● **DIRECTIONS**
Copy out the data with every "legend-swatch" replaced by "legend-marker" and all else unchanged. Leave the pictures out.

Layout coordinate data
-- BEGIN --
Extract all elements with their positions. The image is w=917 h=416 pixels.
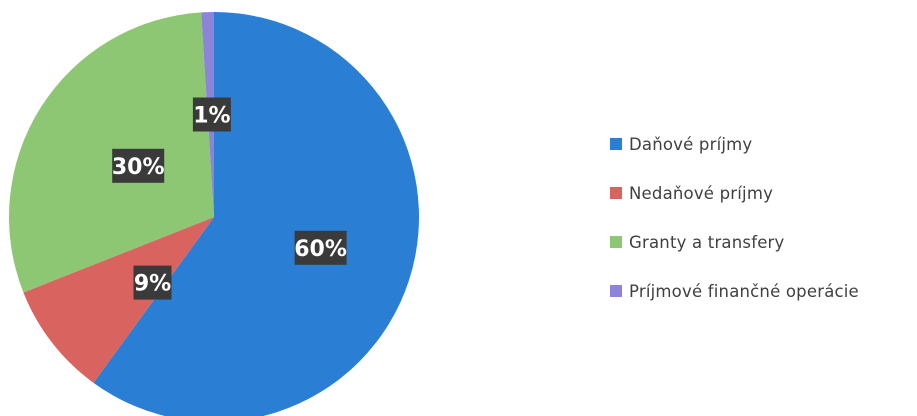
data-label-prijmove-financne-operacie: 1% (192, 97, 231, 132)
data-label-box (294, 230, 347, 265)
data-label-text: 30% (112, 155, 165, 180)
data-label-text: 60% (294, 237, 347, 262)
legend-item-danove-prijmy: Daňové príjmy (610, 132, 915, 156)
pie-slices (9, 11, 419, 416)
data-label-granty-a-transfery: 30% (112, 148, 165, 183)
legend-label: Nedaňové príjmy (629, 183, 774, 203)
legend-item-granty-a-transfery: Granty a transfery (610, 230, 915, 254)
legend-swatch (610, 187, 622, 199)
data-label-box (133, 265, 172, 300)
data-label-danove-prijmy: 60% (294, 230, 347, 265)
legend-swatch (610, 138, 622, 150)
legend-item-nedanove-prijmy: Nedaňové príjmy (610, 181, 915, 205)
data-label-box (192, 97, 231, 132)
data-label-nedanove-prijmy: 9% (133, 265, 172, 300)
legend-label: Príjmové finančné operácie (629, 281, 859, 301)
legend-swatch (610, 236, 622, 248)
legend-label: Daňové príjmy (629, 134, 753, 154)
data-label-box (112, 148, 165, 183)
pie-slice-nedanove-prijmy (23, 217, 215, 383)
data-labels: 60% 9% 30% 1% (112, 97, 347, 300)
legend-swatch (610, 285, 622, 297)
legend: Daňové príjmy Nedaňové príjmy Granty a tra… (610, 132, 915, 328)
data-label-text: 9% (134, 272, 171, 297)
legend-item-prijmove-financne-operacie: Príjmové finančné operácie (610, 279, 915, 303)
legend-label: Granty a transfery (629, 232, 785, 252)
data-label-text: 1% (193, 104, 230, 129)
pie-chart: 60% 9% 30% 1% (9, 11, 419, 416)
pie-slice-granty-a-transfery (9, 12, 215, 293)
pie-slice-danove-prijmy (93, 12, 419, 416)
-- END --
● **RESPONSE TO THE TASK**
Extract all elements with their positions. The image is w=917 h=416 pixels.
data-label-prijmove-financne-operacie: 1% (192, 97, 231, 132)
data-label-box (294, 230, 347, 265)
data-label-text: 30% (112, 155, 165, 180)
data-label-text: 60% (294, 237, 347, 262)
legend-item-danove-prijmy: Daňové príjmy (610, 132, 915, 156)
pie-slices (9, 11, 419, 416)
data-label-granty-a-transfery: 30% (112, 148, 165, 183)
legend-label: Nedaňové príjmy (629, 183, 774, 203)
legend-item-granty-a-transfery: Granty a transfery (610, 230, 915, 254)
legend-marker (610, 187, 622, 199)
data-label-box (133, 265, 172, 300)
data-label-danove-prijmy: 60% (294, 230, 347, 265)
legend-marker (610, 138, 622, 150)
legend-item-nedanove-prijmy: Nedaňové príjmy (610, 181, 915, 205)
data-label-box (192, 97, 231, 132)
data-label-nedanove-prijmy: 9% (133, 265, 172, 300)
legend-label: Príjmové finančné operácie (629, 281, 859, 301)
legend-marker (610, 236, 622, 248)
legend-label: Daňové príjmy (629, 134, 753, 154)
data-label-box (112, 148, 165, 183)
pie-slice-nedanove-prijmy (23, 217, 215, 383)
data-labels: 60% 9% 30% 1% (112, 97, 347, 300)
legend-marker (610, 285, 622, 297)
legend: Daňové príjmy Nedaňové príjmy Granty a tra… (610, 132, 915, 328)
data-label-text: 9% (134, 272, 171, 297)
legend-item-prijmove-financne-operacie: Príjmové finančné operácie (610, 279, 915, 303)
legend-label: Granty a transfery (629, 232, 785, 252)
data-label-text: 1% (193, 104, 230, 129)
pie-chart: 60% 9% 30% 1% (9, 11, 419, 416)
pie-slice-granty-a-transfery (9, 12, 215, 293)
pie-slice-danove-prijmy (93, 12, 419, 416)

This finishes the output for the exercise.